**What to work on**
Reproduce the following listing exactly as it appears, line for line.

**Task inputs**

----------------------------------------

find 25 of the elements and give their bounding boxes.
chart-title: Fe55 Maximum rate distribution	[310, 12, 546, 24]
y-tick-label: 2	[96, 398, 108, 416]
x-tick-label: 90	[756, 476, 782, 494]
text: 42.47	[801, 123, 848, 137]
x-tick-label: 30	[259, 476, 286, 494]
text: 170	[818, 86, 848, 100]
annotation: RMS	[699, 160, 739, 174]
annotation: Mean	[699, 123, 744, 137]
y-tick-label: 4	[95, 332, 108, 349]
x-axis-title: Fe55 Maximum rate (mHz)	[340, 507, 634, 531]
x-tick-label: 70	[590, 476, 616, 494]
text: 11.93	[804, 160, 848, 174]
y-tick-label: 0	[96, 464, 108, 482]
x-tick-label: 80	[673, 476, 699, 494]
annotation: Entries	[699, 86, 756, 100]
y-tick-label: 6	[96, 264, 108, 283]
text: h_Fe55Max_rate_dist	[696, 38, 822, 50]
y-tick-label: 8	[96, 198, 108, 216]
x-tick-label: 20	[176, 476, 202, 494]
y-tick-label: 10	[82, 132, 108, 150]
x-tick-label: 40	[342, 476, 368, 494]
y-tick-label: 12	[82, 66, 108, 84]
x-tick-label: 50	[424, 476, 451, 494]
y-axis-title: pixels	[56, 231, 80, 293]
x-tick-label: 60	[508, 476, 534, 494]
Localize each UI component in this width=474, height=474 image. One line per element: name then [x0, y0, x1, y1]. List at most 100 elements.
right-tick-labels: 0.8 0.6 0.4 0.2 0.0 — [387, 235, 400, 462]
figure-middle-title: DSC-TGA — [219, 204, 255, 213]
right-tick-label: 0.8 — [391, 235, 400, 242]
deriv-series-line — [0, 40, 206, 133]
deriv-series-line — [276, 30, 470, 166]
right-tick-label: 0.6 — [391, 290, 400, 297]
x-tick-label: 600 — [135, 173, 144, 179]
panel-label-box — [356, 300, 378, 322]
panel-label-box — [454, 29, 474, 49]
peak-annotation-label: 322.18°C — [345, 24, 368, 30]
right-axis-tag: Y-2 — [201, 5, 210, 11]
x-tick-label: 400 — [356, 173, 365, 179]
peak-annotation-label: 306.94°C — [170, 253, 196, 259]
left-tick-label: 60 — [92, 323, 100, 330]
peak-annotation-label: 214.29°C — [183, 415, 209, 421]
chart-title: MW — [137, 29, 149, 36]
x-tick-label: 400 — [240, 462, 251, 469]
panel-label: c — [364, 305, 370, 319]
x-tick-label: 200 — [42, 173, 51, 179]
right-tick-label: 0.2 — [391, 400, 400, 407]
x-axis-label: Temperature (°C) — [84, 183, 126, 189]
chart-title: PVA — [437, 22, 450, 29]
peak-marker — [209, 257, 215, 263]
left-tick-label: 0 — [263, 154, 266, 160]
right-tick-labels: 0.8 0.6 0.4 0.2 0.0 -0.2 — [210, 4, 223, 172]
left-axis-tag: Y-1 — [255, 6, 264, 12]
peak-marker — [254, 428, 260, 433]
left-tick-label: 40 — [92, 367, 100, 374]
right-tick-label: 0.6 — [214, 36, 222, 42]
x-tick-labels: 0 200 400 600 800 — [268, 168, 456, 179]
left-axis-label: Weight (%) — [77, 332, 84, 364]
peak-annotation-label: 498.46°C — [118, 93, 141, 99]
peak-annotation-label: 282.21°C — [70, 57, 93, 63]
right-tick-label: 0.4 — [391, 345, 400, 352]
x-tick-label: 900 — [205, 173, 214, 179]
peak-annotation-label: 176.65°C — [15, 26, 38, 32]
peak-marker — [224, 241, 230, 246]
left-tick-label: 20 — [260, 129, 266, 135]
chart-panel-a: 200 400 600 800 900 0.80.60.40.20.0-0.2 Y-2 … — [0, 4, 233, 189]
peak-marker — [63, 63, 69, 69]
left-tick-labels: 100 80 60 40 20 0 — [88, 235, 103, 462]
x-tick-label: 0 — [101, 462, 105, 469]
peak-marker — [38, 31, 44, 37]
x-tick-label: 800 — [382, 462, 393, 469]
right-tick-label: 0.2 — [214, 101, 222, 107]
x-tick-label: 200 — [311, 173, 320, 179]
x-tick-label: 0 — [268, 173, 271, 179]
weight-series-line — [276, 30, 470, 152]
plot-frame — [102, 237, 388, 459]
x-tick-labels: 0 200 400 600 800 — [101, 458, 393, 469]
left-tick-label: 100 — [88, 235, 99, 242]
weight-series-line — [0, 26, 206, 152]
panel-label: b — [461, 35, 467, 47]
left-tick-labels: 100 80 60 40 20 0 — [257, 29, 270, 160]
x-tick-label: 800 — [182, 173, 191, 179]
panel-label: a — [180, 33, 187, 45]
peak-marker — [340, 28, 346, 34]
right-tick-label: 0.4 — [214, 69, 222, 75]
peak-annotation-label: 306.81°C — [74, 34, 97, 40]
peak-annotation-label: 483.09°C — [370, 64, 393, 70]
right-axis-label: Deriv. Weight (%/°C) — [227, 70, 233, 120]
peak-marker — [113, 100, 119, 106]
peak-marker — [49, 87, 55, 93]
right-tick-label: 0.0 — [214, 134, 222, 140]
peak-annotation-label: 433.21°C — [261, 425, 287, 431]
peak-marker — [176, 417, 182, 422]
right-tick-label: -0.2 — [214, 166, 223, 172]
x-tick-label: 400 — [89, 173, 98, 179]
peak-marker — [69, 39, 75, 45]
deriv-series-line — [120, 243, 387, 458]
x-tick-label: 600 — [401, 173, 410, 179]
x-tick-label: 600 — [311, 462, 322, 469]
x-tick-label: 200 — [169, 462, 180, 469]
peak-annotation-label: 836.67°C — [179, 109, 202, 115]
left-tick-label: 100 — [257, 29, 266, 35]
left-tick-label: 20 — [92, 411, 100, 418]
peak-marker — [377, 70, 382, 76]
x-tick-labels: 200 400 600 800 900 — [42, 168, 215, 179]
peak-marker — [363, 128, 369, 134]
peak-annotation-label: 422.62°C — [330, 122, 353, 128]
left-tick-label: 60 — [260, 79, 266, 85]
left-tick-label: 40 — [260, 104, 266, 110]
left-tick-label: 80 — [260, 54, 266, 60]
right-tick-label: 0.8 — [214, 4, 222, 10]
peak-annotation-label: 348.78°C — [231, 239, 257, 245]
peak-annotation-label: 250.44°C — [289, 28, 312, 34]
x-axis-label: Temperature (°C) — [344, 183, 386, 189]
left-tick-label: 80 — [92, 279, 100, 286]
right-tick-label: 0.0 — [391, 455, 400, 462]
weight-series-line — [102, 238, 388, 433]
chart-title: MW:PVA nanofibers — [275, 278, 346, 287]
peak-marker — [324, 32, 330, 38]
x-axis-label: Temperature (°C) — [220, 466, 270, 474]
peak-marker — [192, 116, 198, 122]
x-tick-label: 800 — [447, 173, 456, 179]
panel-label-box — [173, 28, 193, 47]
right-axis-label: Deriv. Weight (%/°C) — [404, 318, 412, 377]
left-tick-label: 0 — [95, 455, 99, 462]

----------------------------------------

**Complete answer**
find 25 of the elements and give their bounding boxes.
chart-title: Fe55 Maximum rate distribution	[310, 12, 546, 24]
y-tick-label: 2	[96, 398, 108, 416]
x-tick-label: 90	[756, 476, 782, 494]
text: 42.47	[801, 123, 848, 137]
x-tick-label: 30	[259, 476, 286, 494]
text: 170	[818, 86, 848, 100]
annotation: RMS	[699, 160, 739, 174]
annotation: Mean	[699, 123, 744, 137]
y-tick-label: 4	[95, 332, 108, 349]
x-axis-title: Fe55 Maximum rate (mHz)	[340, 507, 634, 531]
x-tick-label: 70	[590, 476, 616, 494]
text: 11.93	[804, 160, 848, 174]
y-tick-label: 0	[96, 464, 108, 482]
x-tick-label: 80	[673, 476, 699, 494]
annotation: Entries	[699, 86, 756, 100]
y-tick-label: 6	[96, 264, 108, 283]
text: h_Fe55Max_rate_dist	[696, 38, 822, 50]
y-tick-label: 8	[96, 198, 108, 216]
x-tick-label: 20	[176, 476, 202, 494]
y-tick-label: 10	[82, 132, 108, 150]
x-tick-label: 40	[342, 476, 368, 494]
y-tick-label: 12	[82, 66, 108, 84]
x-tick-label: 50	[424, 476, 451, 494]
y-axis-title: pixels	[56, 231, 80, 293]
x-tick-label: 60	[508, 476, 534, 494]
Localize each UI component in this width=474, height=474 image. One line per element: name then [x0, y0, x1, y1]. List at most 100 elements.
right-tick-labels: 0.8 0.6 0.4 0.2 0.0 — [387, 235, 400, 462]
figure-middle-title: DSC-TGA — [219, 204, 255, 213]
right-tick-label: 0.8 — [391, 235, 400, 242]
deriv-series-line — [0, 40, 206, 133]
deriv-series-line — [276, 30, 470, 166]
right-tick-label: 0.6 — [391, 290, 400, 297]
x-tick-label: 600 — [135, 173, 144, 179]
panel-label-box — [356, 300, 378, 322]
panel-label-box — [454, 29, 474, 49]
peak-annotation-label: 322.18°C — [345, 24, 368, 30]
right-axis-tag: Y-2 — [201, 5, 210, 11]
x-tick-label: 400 — [356, 173, 365, 179]
peak-annotation-label: 306.94°C — [170, 253, 196, 259]
left-tick-label: 60 — [92, 323, 100, 330]
peak-annotation-label: 214.29°C — [183, 415, 209, 421]
chart-title: MW — [137, 29, 149, 36]
x-tick-label: 400 — [240, 462, 251, 469]
panel-label: c — [364, 305, 370, 319]
x-tick-label: 200 — [42, 173, 51, 179]
right-tick-label: 0.2 — [391, 400, 400, 407]
x-axis-label: Temperature (°C) — [84, 183, 126, 189]
chart-title: PVA — [437, 22, 450, 29]
peak-marker — [209, 257, 215, 263]
left-tick-label: 0 — [263, 154, 266, 160]
right-tick-labels: 0.8 0.6 0.4 0.2 0.0 -0.2 — [210, 4, 223, 172]
left-axis-tag: Y-1 — [255, 6, 264, 12]
peak-marker — [254, 428, 260, 433]
left-tick-label: 40 — [92, 367, 100, 374]
right-tick-label: 0.6 — [214, 36, 222, 42]
x-tick-labels: 0 200 400 600 800 — [268, 168, 456, 179]
left-axis-label: Weight (%) — [77, 332, 84, 364]
peak-annotation-label: 498.46°C — [118, 93, 141, 99]
peak-annotation-label: 282.21°C — [70, 57, 93, 63]
right-tick-label: 0.4 — [391, 345, 400, 352]
x-tick-label: 900 — [205, 173, 214, 179]
peak-annotation-label: 176.65°C — [15, 26, 38, 32]
peak-marker — [224, 241, 230, 246]
left-tick-label: 20 — [260, 129, 266, 135]
chart-panel-a: 200 400 600 800 900 0.80.60.40.20.0-0.2 Y-2 … — [0, 4, 233, 189]
peak-marker — [63, 63, 69, 69]
left-tick-labels: 100 80 60 40 20 0 — [88, 235, 103, 462]
x-tick-label: 0 — [101, 462, 105, 469]
peak-marker — [38, 31, 44, 37]
x-tick-label: 800 — [382, 462, 393, 469]
right-tick-label: 0.2 — [214, 101, 222, 107]
x-tick-label: 200 — [311, 173, 320, 179]
x-tick-label: 0 — [268, 173, 271, 179]
weight-series-line — [276, 30, 470, 152]
plot-frame — [102, 237, 388, 459]
x-tick-labels: 0 200 400 600 800 — [101, 458, 393, 469]
left-tick-label: 100 — [88, 235, 99, 242]
weight-series-line — [0, 26, 206, 152]
panel-label: b — [461, 35, 467, 47]
left-tick-labels: 100 80 60 40 20 0 — [257, 29, 270, 160]
x-tick-label: 800 — [182, 173, 191, 179]
panel-label: a — [180, 33, 187, 45]
peak-marker — [340, 28, 346, 34]
right-tick-label: 0.4 — [214, 69, 222, 75]
peak-annotation-label: 306.81°C — [74, 34, 97, 40]
peak-annotation-label: 483.09°C — [370, 64, 393, 70]
right-axis-label: Deriv. Weight (%/°C) — [227, 70, 233, 120]
peak-marker — [113, 100, 119, 106]
peak-marker — [49, 87, 55, 93]
right-tick-label: 0.0 — [214, 134, 222, 140]
peak-annotation-label: 433.21°C — [261, 425, 287, 431]
peak-marker — [176, 417, 182, 422]
right-tick-label: -0.2 — [214, 166, 223, 172]
x-tick-label: 400 — [89, 173, 98, 179]
peak-marker — [69, 39, 75, 45]
deriv-series-line — [120, 243, 387, 458]
x-tick-label: 600 — [401, 173, 410, 179]
x-tick-label: 600 — [311, 462, 322, 469]
x-tick-label: 200 — [169, 462, 180, 469]
peak-annotation-label: 836.67°C — [179, 109, 202, 115]
left-tick-label: 100 — [257, 29, 266, 35]
left-tick-label: 20 — [92, 411, 100, 418]
peak-marker — [377, 70, 382, 76]
x-tick-labels: 200 400 600 800 900 — [42, 168, 215, 179]
peak-marker — [363, 128, 369, 134]
peak-annotation-label: 422.62°C — [330, 122, 353, 128]
left-tick-label: 60 — [260, 79, 266, 85]
left-tick-label: 40 — [260, 104, 266, 110]
left-tick-label: 80 — [260, 54, 266, 60]
right-tick-label: 0.8 — [214, 4, 222, 10]
peak-annotation-label: 348.78°C — [231, 239, 257, 245]
peak-annotation-label: 250.44°C — [289, 28, 312, 34]
x-axis-label: Temperature (°C) — [344, 183, 386, 189]
left-tick-label: 80 — [92, 279, 100, 286]
right-tick-label: 0.0 — [391, 455, 400, 462]
weight-series-line — [102, 238, 388, 433]
chart-title: MW:PVA nanofibers — [275, 278, 346, 287]
peak-marker — [324, 32, 330, 38]
x-axis-label: Temperature (°C) — [220, 466, 270, 474]
peak-marker — [192, 116, 198, 122]
x-tick-label: 800 — [447, 173, 456, 179]
panel-label-box — [173, 28, 193, 47]
right-axis-label: Deriv. Weight (%/°C) — [404, 318, 412, 377]
left-tick-label: 0 — [95, 455, 99, 462]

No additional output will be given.